BEGIN GIVEN RECORDS

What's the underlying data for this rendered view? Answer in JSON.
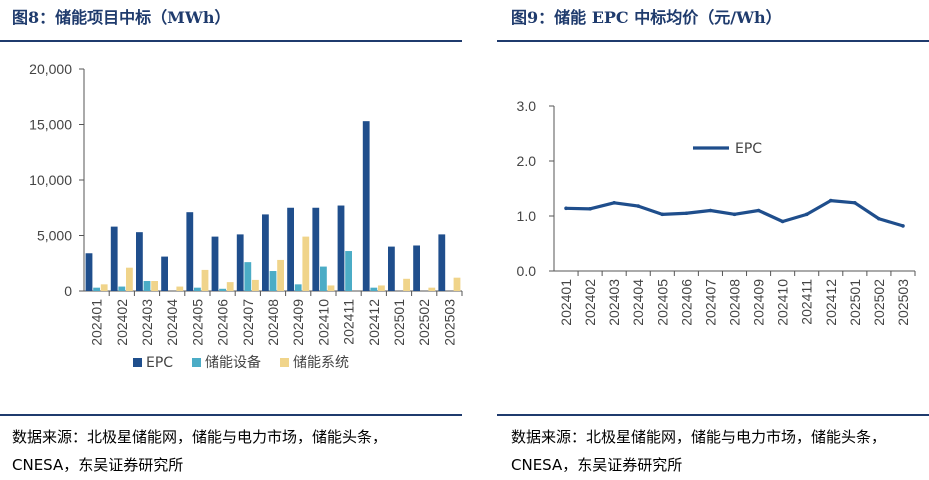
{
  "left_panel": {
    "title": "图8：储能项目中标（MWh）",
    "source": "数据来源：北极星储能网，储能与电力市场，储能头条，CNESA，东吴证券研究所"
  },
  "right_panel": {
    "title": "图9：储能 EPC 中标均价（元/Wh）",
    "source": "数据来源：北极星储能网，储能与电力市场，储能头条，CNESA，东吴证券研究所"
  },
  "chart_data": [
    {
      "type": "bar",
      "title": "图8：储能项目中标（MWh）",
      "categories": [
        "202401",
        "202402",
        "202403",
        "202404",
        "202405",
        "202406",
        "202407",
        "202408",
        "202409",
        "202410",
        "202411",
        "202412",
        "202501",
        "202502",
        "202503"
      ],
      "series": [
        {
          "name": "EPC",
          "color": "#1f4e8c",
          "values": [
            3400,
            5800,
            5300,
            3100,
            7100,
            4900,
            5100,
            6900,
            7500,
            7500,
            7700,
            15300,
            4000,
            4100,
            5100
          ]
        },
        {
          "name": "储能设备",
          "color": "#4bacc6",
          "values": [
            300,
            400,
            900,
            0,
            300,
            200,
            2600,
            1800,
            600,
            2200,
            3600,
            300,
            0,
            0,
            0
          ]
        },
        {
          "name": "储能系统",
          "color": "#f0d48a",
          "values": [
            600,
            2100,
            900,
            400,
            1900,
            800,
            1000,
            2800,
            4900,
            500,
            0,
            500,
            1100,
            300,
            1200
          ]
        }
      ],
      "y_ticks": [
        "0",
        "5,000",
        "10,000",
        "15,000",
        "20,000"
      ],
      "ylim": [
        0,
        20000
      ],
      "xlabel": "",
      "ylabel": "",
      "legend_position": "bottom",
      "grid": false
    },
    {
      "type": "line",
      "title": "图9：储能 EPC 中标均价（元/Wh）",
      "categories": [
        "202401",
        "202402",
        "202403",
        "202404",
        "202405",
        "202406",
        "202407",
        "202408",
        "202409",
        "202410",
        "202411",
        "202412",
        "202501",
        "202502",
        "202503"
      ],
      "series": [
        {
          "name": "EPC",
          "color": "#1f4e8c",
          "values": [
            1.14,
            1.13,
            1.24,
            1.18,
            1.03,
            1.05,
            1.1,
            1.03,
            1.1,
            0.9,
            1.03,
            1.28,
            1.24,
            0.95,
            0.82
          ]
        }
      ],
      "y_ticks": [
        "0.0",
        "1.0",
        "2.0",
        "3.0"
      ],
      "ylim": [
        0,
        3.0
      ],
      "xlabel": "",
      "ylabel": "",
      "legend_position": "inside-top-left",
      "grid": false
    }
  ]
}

END GIVEN RECORDS

WRITTEN PROBLEM → Output the data exactly. Pictures don't belong in the result.

WRITTEN REPLY →
What's the underlying data for this rendered view? Answer in JSON.
{
  "left_panel": {
    "title": "图8：储能项目中标（MWh）",
    "source": "数据来源：北极星储能网，储能与电力市场，储能头条，CNESA，东吴证券研究所"
  },
  "right_panel": {
    "title": "图9：储能 EPC 中标均价（元/Wh）",
    "source": "数据来源：北极星储能网，储能与电力市场，储能头条，CNESA，东吴证券研究所"
  },
  "chart_data": [
    {
      "type": "bar",
      "title": "图8：储能项目中标（MWh）",
      "categories": [
        "202401",
        "202402",
        "202403",
        "202404",
        "202405",
        "202406",
        "202407",
        "202408",
        "202409",
        "202410",
        "202411",
        "202412",
        "202501",
        "202502",
        "202503"
      ],
      "series": [
        {
          "name": "EPC",
          "color": "#1f4e8c",
          "values": [
            3400,
            5800,
            5300,
            3100,
            7100,
            4900,
            5100,
            6900,
            7500,
            7500,
            7700,
            15300,
            4000,
            4100,
            5100
          ]
        },
        {
          "name": "储能设备",
          "color": "#4bacc6",
          "values": [
            300,
            400,
            900,
            0,
            300,
            200,
            2600,
            1800,
            600,
            2200,
            3600,
            300,
            0,
            0,
            0
          ]
        },
        {
          "name": "储能系统",
          "color": "#f0d48a",
          "values": [
            600,
            2100,
            900,
            400,
            1900,
            800,
            1000,
            2800,
            4900,
            500,
            0,
            500,
            1100,
            300,
            1200
          ]
        }
      ],
      "y_ticks": [
        "0",
        "5,000",
        "10,000",
        "15,000",
        "20,000"
      ],
      "ylim": [
        0,
        20000
      ],
      "xlabel": "",
      "ylabel": "",
      "legend_position": "bottom",
      "grid": false
    },
    {
      "type": "line",
      "title": "图9：储能 EPC 中标均价（元/Wh）",
      "categories": [
        "202401",
        "202402",
        "202403",
        "202404",
        "202405",
        "202406",
        "202407",
        "202408",
        "202409",
        "202410",
        "202411",
        "202412",
        "202501",
        "202502",
        "202503"
      ],
      "series": [
        {
          "name": "EPC",
          "color": "#1f4e8c",
          "values": [
            1.14,
            1.13,
            1.24,
            1.18,
            1.03,
            1.05,
            1.1,
            1.03,
            1.1,
            0.9,
            1.03,
            1.28,
            1.24,
            0.95,
            0.82
          ]
        }
      ],
      "y_ticks": [
        "0.0",
        "1.0",
        "2.0",
        "3.0"
      ],
      "ylim": [
        0,
        3.0
      ],
      "xlabel": "",
      "ylabel": "",
      "legend_position": "inside-top-left",
      "grid": false
    }
  ]
}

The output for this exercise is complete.